WORK TO DO: Identify each line holding the string "content" and copy it.
┌──
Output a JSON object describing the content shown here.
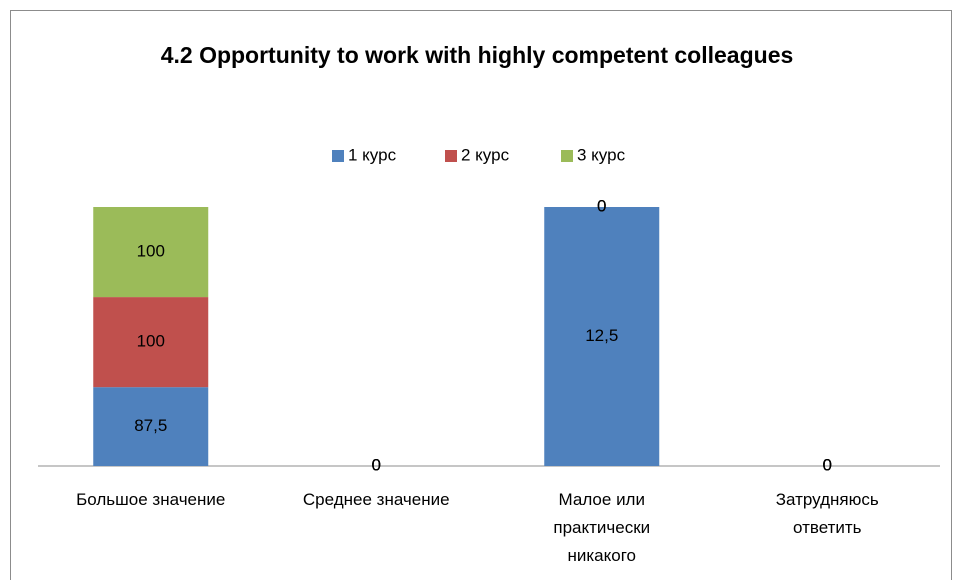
{
  "chart_data": {
    "type": "bar",
    "stacked": "percent",
    "title": "4.2 Opportunity to work with highly competent colleagues",
    "categories": [
      "Большое значение",
      "Среднее значение",
      "Малое или практически никакого",
      "Затрудняюсь ответить"
    ],
    "series": [
      {
        "name": "1 курс",
        "color": "#4f81bd",
        "values": [
          87.5,
          0,
          12.5,
          0
        ],
        "value_labels": [
          "87,5",
          "0",
          "12,5",
          "0"
        ]
      },
      {
        "name": "2 курс",
        "color": "#c0504d",
        "values": [
          100,
          0,
          0,
          0
        ],
        "value_labels": [
          "100",
          "0",
          "0",
          "0"
        ]
      },
      {
        "name": "3 курс",
        "color": "#9bbb59",
        "values": [
          100,
          0,
          0,
          0
        ],
        "value_labels": [
          "100",
          "0",
          "0",
          "0"
        ]
      }
    ],
    "legend": "top"
  }
}
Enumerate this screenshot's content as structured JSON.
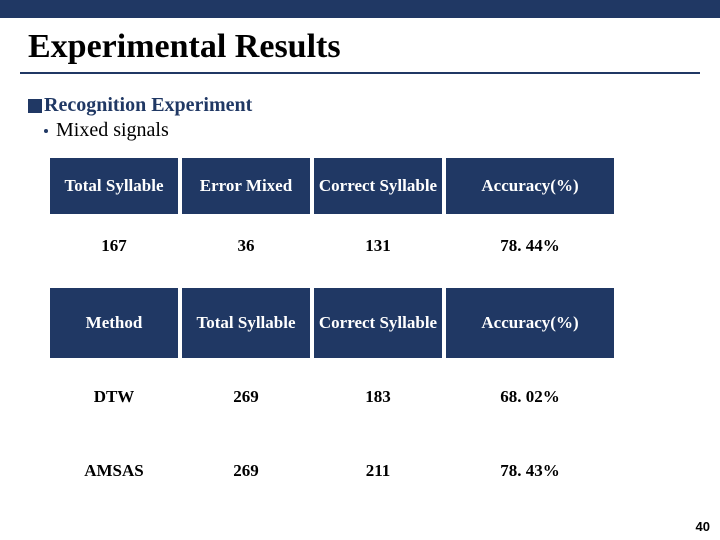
{
  "title": "Experimental Results",
  "bullet1": "Recognition Experiment",
  "bullet2": "Mixed signals",
  "table1": {
    "headers": [
      "Total Syllable",
      "Error Mixed",
      "Correct Syllable",
      "Accuracy(%)"
    ],
    "row": [
      "167",
      "36",
      "131",
      "78. 44%"
    ]
  },
  "table2": {
    "headers": [
      "Method",
      "Total Syllable",
      "Correct Syllable",
      "Accuracy(%)"
    ],
    "rows": [
      [
        "DTW",
        "269",
        "183",
        "68. 02%"
      ],
      [
        "AMSAS",
        "269",
        "211",
        "78. 43%"
      ]
    ]
  },
  "page_number": "40",
  "colors": {
    "brand": "#203864",
    "bg": "#ffffff",
    "text": "#000000",
    "header_text": "#ffffff"
  }
}
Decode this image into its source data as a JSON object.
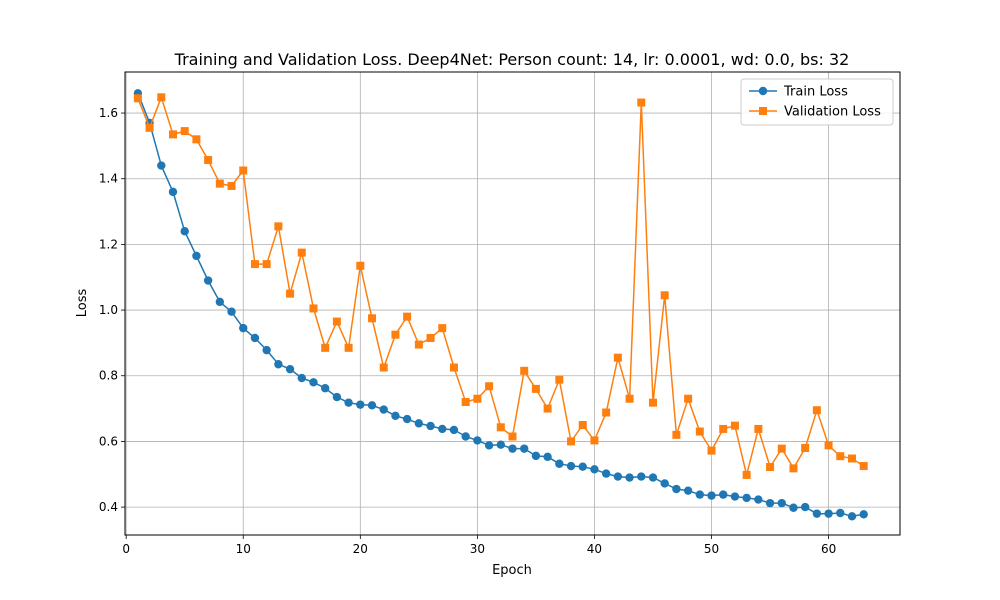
└──
RESULT BELOW:
Output a JSON object describing the content shown here.
Enumerate this screenshot's content as structured JSON.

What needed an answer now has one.